Copy every line of the data that contains the string "frac".

--- Begin ---

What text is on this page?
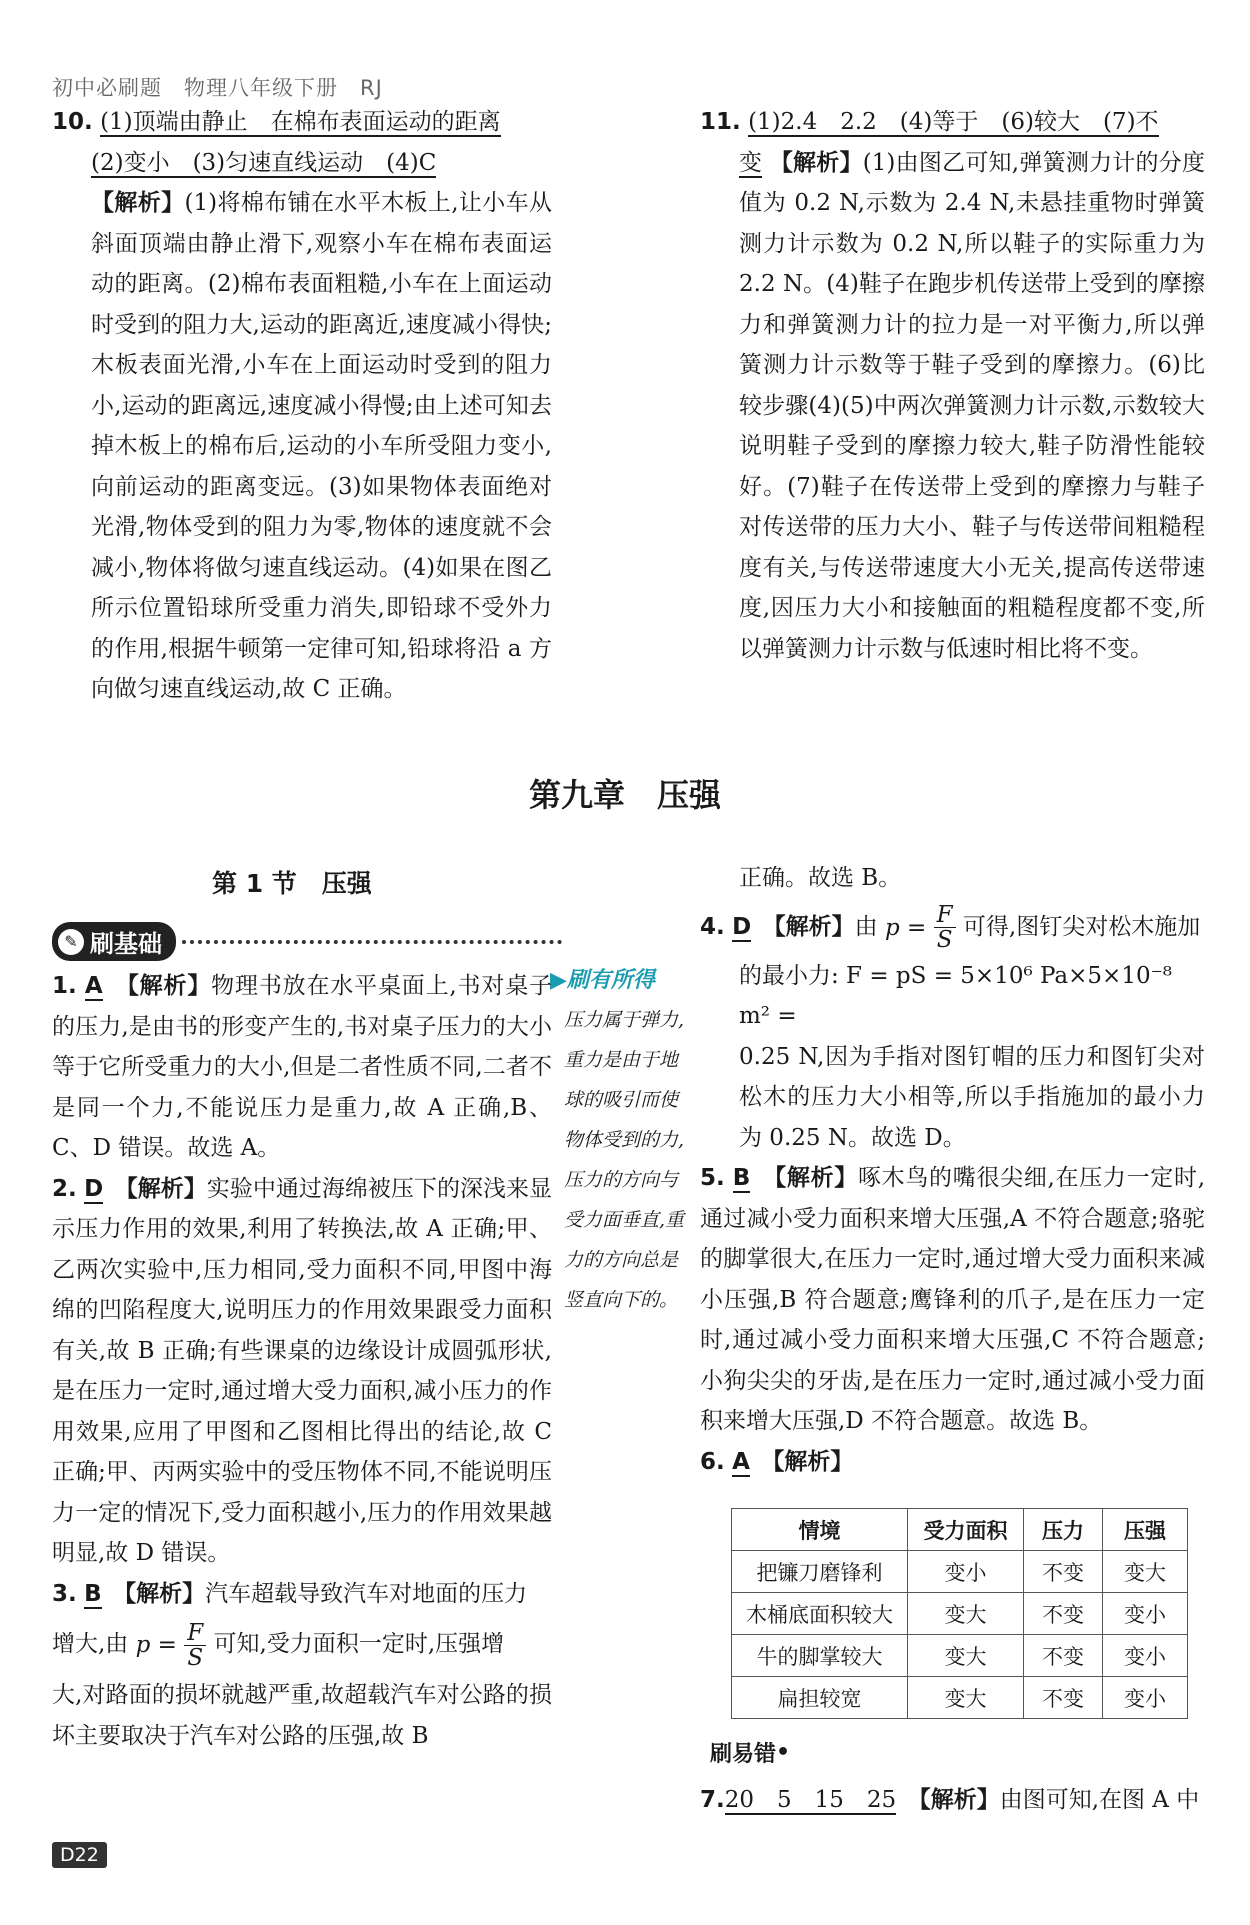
初中必刷题　物理八年级下册　RJ

10. (1)顶端由静止　在棉布表面运动的距离

(2)变小　(3)匀速直线运动　(4)C

【解析】(1)将棉布铺在水平木板上,让小车从斜面顶端由静止滑下,观察小车在棉布表面运动的距离。(2)棉布表面粗糙,小车在上面运动时受到的阻力大,运动的距离近,速度减小得快;木板表面光滑,小车在上面运动时受到的阻力小,运动的距离远,速度减小得慢;由上述可知去掉木板上的棉布后,运动的小车所受阻力变小,向前运动的距离变远。(3)如果物体表面绝对光滑,物体受到的阻力为零,物体的速度就不会减小,物体将做匀速直线运动。(4)如果在图乙所示位置铅球所受重力消失,即铅球不受外力的作用,根据牛顿第一定律可知,铅球将沿 a 方向做匀速直线运动,故 C 正确。

11. (1)2.4　2.2　(4)等于　(6)较大　(7)不

变 【解析】(1)由图乙可知,弹簧测力计的分度值为 0.2 N,示数为 2.4 N,未悬挂重物时弹簧测力计示数为 0.2 N,所以鞋子的实际重力为 2.2 N。(4)鞋子在跑步机传送带上受到的摩擦力和弹簧测力计的拉力是一对平衡力,所以弹簧测力计示数等于鞋子受到的摩擦力。(6)比较步骤(4)(5)中两次弹簧测力计示数,示数较大说明鞋子受到的摩擦力较大,鞋子防滑性能较好。(7)鞋子在传送带上受到的摩擦力与鞋子对传送带的压力大小、鞋子与传送带间粗糙程度有关,与传送带速度大小无关,提高传送带速度,因压力大小和接触面的粗糙程度都不变,所以弹簧测力计示数与低速时相比将不变。

第九章　压强
第 1 节　压强
✎ 刷基础
▶刷有所得
压力属于弹力,重力是由于地球的吸引而使物体受到的力,压力的方向与受力面垂直,重力的方向总是竖直向下的。

1. A　 【解析】物理书放在水平桌面上,书对桌子的压力,是由书的形变产生的,书对桌子压力的大小等于它所受重力的大小,但是二者性质不同,二者不是同一个力,不能说压力是重力,故 A 正确,B、C、D 错误。故选 A。

2. D　 【解析】实验中通过海绵被压下的深浅来显示压力作用的效果,利用了转换法,故 A 正确;甲、乙两次实验中,压力相同,受力面积不同,甲图中海绵的凹陷程度大,说明压力的作用效果跟受力面积有关,故 B 正确;有些课桌的边缘设计成圆弧形状,是在压力一定时,通过增大受力面积,减小压力的作用效果,应用了甲图和乙图相比得出的结论,故 C 正确;甲、丙两实验中的受压物体不同,不能说明压力一定的情况下,受力面积越小,压力的作用效果越明显,故 D 错误。

3. B　 【解析】汽车超载导致汽车对地面的压力

增大,由 p
=
$\frac{F}{S}$ 可知,受力面积一定时,压强增

大,对路面的损坏就越严重,故超载汽车对公路的损坏主要取决于汽车对公路的压强,故 B

正确。故选 B。

4. D　 【解析】由 p
=
$\frac{F}{S}$ 可得,图钉尖对松木施加

的最小力: F = pS = 5×10⁶ Pa×5×10⁻⁸ m² =

0.25 N,因为手指对图钉帽的压力和图钉尖对松木的压力大小相等,所以手指施加的最小力为 0.25 N。故选 D。

5. B　 【解析】啄木鸟的嘴很尖细,在压力一定时,通过减小受力面积来增大压强,A 不符合题意;骆驼的脚掌很大,在压力一定时,通过增大受力面积来减小压强,B 符合题意;鹰锋利的爪子,是在压力一定时,通过减小受力面积来增大压强,C 不符合题意;小狗尖尖的牙齿,是在压力一定时,通过减小受力面积来增大压强,D 不符合题意。故选 B。

6. A　 【解析】

情境	受力面积	压力	压强
把镰刀磨锋利	变小	不变	变大
木桶底面积较大	变大	不变	变小
牛的脚掌较大	变大	不变	变小
扁担较宽	变大	不变	变小
刷易错 •

7.20　5　15　25　 【解析】由图可知,在图 A 中

D22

--- End ---

* [RESULT]:
$\frac{F}{S}$ 可知,受力面积一定时,压强增
$\frac{F}{S}$ 可得,图钉尖对松木施加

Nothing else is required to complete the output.